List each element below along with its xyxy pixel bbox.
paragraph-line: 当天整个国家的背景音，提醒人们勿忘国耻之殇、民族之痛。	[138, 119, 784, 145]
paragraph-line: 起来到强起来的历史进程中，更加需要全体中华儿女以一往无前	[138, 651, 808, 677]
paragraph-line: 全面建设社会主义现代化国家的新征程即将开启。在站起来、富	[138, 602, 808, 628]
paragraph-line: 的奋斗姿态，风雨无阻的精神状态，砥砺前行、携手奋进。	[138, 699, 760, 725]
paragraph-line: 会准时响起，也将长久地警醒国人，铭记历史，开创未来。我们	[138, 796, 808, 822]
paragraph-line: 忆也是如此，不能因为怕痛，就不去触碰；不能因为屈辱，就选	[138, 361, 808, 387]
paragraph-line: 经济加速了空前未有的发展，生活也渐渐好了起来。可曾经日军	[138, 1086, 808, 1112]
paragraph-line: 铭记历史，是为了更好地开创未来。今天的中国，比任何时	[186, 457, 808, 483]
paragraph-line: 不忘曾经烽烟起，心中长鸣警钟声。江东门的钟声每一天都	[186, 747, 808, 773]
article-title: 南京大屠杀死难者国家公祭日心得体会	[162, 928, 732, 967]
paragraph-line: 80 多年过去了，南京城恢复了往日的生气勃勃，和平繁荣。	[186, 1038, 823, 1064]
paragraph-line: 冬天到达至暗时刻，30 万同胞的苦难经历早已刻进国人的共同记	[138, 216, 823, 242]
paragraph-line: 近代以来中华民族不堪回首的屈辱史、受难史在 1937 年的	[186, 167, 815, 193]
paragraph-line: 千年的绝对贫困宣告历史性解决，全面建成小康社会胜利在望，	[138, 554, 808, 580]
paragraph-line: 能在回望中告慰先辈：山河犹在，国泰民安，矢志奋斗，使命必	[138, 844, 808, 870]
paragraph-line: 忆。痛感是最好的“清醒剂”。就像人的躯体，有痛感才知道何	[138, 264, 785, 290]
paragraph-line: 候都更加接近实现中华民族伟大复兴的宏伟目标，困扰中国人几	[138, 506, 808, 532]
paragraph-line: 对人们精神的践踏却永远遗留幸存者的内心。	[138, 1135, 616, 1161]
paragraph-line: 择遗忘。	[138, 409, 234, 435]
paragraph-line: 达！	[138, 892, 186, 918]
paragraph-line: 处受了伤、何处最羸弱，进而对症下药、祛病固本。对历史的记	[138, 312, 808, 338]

+++++

• _SHORT PROBLEM_: Reproduce the lines from the start of the records through the line holding "216, 823, 242]", that line included.

• _FINAL RESULT_:
List each element below along with its xyxy pixel bbox.
paragraph-line: 当天整个国家的背景音，提醒人们勿忘国耻之殇、民族之痛。	[138, 119, 784, 145]
paragraph-line: 起来到强起来的历史进程中，更加需要全体中华儿女以一往无前	[138, 651, 808, 677]
paragraph-line: 全面建设社会主义现代化国家的新征程即将开启。在站起来、富	[138, 602, 808, 628]
paragraph-line: 的奋斗姿态，风雨无阻的精神状态，砥砺前行、携手奋进。	[138, 699, 760, 725]
paragraph-line: 会准时响起，也将长久地警醒国人，铭记历史，开创未来。我们	[138, 796, 808, 822]
paragraph-line: 忆也是如此，不能因为怕痛，就不去触碰；不能因为屈辱，就选	[138, 361, 808, 387]
paragraph-line: 经济加速了空前未有的发展，生活也渐渐好了起来。可曾经日军	[138, 1086, 808, 1112]
paragraph-line: 铭记历史，是为了更好地开创未来。今天的中国，比任何时	[186, 457, 808, 483]
paragraph-line: 不忘曾经烽烟起，心中长鸣警钟声。江东门的钟声每一天都	[186, 747, 808, 773]
article-title: 南京大屠杀死难者国家公祭日心得体会	[162, 928, 732, 967]
paragraph-line: 80 多年过去了，南京城恢复了往日的生气勃勃，和平繁荣。	[186, 1038, 823, 1064]
paragraph-line: 冬天到达至暗时刻，30 万同胞的苦难经历早已刻进国人的共同记	[138, 216, 823, 242]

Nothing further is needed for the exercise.